Return the material exactly as supplied, apart from the pictures, which are omitted.

>> begin Dataset entries

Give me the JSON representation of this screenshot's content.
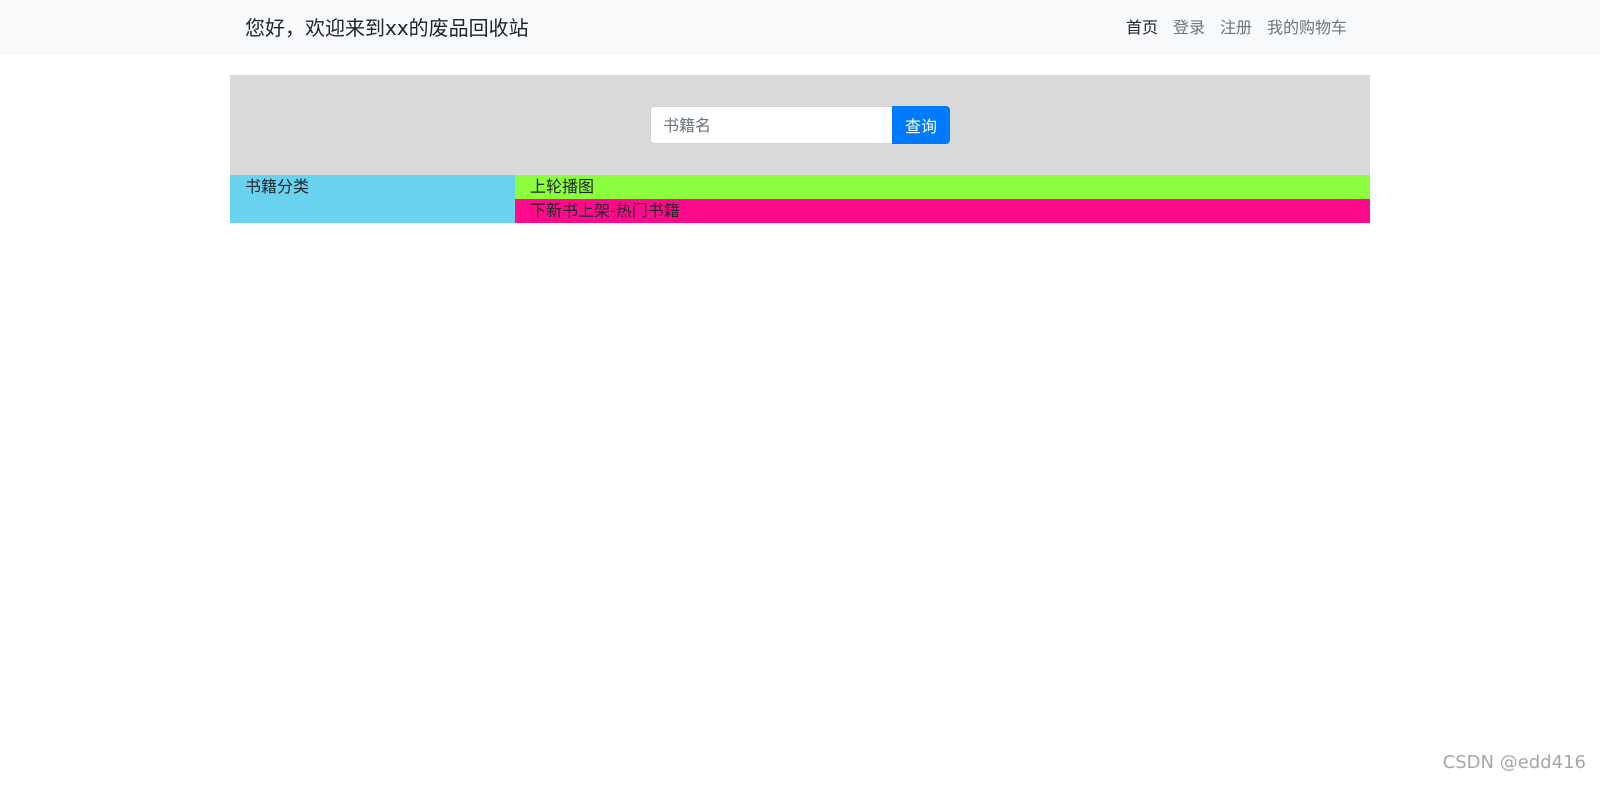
{
  "header": {
    "brand": "您好，欢迎来到xx的废品回收站",
    "nav_items": [
      {
        "label": "首页",
        "active": true
      },
      {
        "label": "登录",
        "active": false
      },
      {
        "label": "注册",
        "active": false
      },
      {
        "label": "我的购物车",
        "active": false
      }
    ]
  },
  "search": {
    "placeholder": "书籍名",
    "button_label": "查询"
  },
  "sections": {
    "category_title": "书籍分类",
    "carousel_label": "上轮播图",
    "hot_label": "下新书上架-热门书籍"
  },
  "watermark": "CSDN @edd416",
  "colors": {
    "navbar_bg": "#f8f9fa",
    "search_band_bg": "#d9d9d9",
    "category_bg": "#69d2ef",
    "carousel_bg": "#8bff3d",
    "hot_bg": "#ff0a8a",
    "primary_button": "#007bff"
  }
}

>> end Dataset entries

#### [The answer]
Give me the JSON representation of this screenshot's content.
{
  "header": {
    "brand": "您好，欢迎来到xx的废品回收站",
    "nav_items": [
      {
        "label": "首页",
        "active": true
      },
      {
        "label": "登录",
        "active": false
      },
      {
        "label": "注册",
        "active": false
      },
      {
        "label": "我的购物车",
        "active": false
      }
    ]
  },
  "search": {
    "placeholder": "书籍名",
    "button_label": "查询"
  },
  "sections": {
    "category_title": "书籍分类",
    "carousel_label": "上轮播图",
    "hot_label": "下新书上架-热门书籍"
  },
  "watermark": "CSDN @edd416",
  "colors": {
    "navbar_bg": "#f8f9fa",
    "search_band_bg": "#d9d9d9",
    "category_bg": "#69d2ef",
    "carousel_bg": "#8bff3d",
    "hot_bg": "#ff0a8a",
    "primary_button": "#007bff"
  }
}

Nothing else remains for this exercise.